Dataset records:
• • • • •

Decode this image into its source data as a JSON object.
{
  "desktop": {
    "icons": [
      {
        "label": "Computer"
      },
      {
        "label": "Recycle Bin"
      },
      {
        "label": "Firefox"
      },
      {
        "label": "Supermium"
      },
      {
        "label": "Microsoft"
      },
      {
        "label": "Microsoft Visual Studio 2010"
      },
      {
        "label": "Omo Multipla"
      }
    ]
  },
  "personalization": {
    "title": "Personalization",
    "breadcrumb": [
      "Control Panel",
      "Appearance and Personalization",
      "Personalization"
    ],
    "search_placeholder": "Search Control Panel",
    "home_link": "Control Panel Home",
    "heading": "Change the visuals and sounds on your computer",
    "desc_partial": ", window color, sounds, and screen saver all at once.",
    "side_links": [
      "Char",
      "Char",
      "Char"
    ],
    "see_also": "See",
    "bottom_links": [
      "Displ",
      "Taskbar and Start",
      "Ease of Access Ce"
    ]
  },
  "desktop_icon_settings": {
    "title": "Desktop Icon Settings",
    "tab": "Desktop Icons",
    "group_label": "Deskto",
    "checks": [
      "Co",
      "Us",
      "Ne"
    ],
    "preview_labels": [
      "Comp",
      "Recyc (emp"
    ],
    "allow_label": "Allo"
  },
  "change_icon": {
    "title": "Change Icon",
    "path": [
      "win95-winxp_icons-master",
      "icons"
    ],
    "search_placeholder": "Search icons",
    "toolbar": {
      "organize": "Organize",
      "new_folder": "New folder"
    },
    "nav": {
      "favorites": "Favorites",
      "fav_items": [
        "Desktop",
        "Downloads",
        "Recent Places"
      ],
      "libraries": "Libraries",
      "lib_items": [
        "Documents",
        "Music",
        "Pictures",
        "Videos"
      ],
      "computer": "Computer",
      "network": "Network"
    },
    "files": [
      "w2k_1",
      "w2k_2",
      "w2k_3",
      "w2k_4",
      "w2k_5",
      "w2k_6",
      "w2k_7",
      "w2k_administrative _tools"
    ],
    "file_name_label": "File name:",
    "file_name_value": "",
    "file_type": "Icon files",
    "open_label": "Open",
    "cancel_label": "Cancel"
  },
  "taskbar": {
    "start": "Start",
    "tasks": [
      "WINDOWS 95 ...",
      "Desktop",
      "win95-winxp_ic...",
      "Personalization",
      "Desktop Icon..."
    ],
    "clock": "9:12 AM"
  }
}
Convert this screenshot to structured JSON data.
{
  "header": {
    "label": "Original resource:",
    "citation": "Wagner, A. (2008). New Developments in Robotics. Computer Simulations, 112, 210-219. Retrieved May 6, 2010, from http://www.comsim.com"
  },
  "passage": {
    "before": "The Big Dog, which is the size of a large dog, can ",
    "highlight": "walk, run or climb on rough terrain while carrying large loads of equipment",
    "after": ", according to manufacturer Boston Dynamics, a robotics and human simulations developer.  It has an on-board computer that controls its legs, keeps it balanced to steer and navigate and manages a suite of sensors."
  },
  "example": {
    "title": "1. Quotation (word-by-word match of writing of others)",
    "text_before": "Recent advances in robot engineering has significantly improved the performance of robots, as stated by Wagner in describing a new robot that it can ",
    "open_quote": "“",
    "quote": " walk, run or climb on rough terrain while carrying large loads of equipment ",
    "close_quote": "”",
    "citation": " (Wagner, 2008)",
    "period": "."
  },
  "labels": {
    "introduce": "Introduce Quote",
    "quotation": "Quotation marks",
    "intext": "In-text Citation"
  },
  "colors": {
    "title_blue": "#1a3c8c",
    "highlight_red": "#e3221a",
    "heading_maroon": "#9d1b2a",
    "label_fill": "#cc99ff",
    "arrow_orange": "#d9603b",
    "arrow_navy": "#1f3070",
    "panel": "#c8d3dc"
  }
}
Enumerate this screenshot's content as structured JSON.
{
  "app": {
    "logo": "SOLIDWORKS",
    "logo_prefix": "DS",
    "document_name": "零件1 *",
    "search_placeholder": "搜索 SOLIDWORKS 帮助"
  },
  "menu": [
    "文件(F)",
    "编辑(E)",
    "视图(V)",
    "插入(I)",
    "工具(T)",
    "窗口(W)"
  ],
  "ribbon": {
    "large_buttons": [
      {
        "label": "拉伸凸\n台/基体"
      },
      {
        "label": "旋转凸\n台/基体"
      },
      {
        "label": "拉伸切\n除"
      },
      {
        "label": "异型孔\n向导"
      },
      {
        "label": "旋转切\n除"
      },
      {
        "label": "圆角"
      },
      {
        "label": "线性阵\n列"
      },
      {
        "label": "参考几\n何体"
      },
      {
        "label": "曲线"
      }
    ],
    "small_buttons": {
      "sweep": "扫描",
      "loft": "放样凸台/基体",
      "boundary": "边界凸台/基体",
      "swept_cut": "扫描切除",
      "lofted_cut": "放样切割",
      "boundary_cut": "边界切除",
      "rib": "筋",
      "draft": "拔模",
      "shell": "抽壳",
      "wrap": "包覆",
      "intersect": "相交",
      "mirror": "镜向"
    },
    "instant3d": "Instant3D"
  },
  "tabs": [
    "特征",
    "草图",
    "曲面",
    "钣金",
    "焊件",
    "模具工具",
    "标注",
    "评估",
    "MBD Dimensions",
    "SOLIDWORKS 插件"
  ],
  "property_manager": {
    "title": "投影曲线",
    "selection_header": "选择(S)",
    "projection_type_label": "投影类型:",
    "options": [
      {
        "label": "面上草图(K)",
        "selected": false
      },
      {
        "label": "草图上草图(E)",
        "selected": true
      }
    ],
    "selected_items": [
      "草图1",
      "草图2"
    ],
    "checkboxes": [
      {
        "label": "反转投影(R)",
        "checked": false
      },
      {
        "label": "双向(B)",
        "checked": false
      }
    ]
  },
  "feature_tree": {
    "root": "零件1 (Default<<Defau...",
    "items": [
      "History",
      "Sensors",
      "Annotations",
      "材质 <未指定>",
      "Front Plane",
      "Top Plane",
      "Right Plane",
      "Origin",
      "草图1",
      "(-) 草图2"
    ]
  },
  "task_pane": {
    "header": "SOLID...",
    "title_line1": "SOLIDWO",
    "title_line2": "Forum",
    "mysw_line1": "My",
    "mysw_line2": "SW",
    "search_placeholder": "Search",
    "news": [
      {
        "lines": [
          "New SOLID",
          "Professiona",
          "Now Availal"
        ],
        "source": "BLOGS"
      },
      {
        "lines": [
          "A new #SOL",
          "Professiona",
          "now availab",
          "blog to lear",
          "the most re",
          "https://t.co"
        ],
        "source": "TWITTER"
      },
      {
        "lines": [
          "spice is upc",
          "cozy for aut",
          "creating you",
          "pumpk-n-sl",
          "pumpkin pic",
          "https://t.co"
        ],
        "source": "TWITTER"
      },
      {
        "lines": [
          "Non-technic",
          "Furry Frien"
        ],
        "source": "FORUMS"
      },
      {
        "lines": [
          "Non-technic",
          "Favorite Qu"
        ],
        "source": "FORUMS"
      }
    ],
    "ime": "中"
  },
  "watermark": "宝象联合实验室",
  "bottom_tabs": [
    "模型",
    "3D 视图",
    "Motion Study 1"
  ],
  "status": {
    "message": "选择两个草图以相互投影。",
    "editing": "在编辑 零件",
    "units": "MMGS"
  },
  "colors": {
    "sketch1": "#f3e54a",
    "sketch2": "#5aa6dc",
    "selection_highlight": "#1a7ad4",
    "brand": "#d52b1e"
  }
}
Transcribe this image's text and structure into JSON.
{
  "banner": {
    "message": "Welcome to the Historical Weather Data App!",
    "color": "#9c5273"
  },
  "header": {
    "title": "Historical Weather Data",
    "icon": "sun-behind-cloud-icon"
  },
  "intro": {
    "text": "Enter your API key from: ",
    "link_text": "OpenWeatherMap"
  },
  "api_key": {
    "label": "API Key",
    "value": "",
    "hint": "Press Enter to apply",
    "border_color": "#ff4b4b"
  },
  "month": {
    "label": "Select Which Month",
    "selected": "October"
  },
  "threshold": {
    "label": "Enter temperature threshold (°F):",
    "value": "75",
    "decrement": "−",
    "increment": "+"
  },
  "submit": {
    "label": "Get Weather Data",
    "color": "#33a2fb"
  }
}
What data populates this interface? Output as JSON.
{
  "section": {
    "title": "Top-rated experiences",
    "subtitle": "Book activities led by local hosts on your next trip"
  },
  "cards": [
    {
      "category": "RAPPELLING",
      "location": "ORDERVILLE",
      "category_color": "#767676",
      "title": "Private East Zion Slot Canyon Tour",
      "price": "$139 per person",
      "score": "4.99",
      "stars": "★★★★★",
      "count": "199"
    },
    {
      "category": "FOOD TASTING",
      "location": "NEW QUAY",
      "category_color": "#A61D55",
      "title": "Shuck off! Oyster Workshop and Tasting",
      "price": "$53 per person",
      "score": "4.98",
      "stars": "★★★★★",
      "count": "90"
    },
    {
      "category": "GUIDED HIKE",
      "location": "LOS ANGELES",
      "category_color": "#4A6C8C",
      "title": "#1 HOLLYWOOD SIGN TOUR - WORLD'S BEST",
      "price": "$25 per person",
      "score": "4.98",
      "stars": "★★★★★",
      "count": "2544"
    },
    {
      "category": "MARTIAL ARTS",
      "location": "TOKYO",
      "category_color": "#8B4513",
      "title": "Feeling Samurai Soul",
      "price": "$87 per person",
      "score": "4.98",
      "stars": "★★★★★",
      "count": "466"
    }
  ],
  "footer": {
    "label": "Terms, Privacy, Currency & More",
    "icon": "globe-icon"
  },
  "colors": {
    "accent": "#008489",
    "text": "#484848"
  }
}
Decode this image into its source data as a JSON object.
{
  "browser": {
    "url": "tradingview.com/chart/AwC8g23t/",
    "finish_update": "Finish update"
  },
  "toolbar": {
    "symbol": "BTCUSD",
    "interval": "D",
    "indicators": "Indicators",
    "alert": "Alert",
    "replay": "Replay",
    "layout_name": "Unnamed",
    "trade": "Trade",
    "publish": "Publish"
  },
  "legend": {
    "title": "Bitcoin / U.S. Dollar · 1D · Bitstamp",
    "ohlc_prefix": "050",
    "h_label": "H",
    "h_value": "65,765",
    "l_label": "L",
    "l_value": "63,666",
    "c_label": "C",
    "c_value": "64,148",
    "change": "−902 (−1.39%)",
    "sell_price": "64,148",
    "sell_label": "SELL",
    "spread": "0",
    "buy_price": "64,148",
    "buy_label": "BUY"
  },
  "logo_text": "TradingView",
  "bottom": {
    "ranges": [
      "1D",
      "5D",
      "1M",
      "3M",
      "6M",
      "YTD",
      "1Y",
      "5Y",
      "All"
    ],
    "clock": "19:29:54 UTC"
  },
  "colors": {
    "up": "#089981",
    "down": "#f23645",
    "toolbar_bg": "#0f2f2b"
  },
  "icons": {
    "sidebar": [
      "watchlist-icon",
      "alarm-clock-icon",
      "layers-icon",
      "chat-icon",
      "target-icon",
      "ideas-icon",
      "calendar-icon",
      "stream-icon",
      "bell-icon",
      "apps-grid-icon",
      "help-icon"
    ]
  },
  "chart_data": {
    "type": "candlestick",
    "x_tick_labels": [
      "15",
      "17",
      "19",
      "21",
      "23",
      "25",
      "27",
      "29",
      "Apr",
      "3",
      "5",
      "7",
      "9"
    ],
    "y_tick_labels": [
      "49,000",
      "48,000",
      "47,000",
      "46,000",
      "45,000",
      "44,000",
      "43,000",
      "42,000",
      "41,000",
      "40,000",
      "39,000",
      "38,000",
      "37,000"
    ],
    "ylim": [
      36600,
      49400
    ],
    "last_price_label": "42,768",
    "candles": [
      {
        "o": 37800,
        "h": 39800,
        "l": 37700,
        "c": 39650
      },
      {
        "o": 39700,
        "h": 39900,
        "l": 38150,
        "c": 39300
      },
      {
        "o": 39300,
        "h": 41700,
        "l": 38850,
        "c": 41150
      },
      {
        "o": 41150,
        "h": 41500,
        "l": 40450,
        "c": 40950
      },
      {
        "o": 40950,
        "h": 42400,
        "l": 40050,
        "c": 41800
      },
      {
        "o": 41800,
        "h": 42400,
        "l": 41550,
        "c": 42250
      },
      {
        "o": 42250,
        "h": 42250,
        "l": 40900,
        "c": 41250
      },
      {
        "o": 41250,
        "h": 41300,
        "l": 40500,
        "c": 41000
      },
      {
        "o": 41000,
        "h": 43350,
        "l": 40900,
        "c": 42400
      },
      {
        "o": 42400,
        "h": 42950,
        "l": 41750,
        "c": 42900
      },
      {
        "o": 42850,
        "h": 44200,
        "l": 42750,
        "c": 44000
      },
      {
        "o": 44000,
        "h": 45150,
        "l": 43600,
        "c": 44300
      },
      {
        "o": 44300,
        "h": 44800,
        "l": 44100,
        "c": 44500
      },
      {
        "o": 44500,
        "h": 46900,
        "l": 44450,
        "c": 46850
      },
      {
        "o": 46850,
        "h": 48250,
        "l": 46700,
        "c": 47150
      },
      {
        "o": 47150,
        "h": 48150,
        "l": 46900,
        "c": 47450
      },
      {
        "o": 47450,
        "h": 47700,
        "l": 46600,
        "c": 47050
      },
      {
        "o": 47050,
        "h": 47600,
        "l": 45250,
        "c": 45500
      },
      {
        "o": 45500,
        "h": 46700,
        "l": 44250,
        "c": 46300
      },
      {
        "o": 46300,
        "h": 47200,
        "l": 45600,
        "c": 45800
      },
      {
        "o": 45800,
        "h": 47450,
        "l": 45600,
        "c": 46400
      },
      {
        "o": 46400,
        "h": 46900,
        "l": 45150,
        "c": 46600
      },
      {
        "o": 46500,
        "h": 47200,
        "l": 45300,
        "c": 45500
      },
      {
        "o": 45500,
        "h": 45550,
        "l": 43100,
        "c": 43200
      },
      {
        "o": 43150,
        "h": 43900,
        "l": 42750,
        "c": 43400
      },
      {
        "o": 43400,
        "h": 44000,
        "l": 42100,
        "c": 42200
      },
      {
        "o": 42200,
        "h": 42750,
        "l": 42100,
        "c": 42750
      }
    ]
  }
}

• • • • •

Directions for this task:
Using the material above, copy every line in which the string "sounds" occurs.

Final result:
    "heading": "Change the visuals and sounds on your computer",
    "desc_partial": ", window color, sounds, and screen saver all at once.",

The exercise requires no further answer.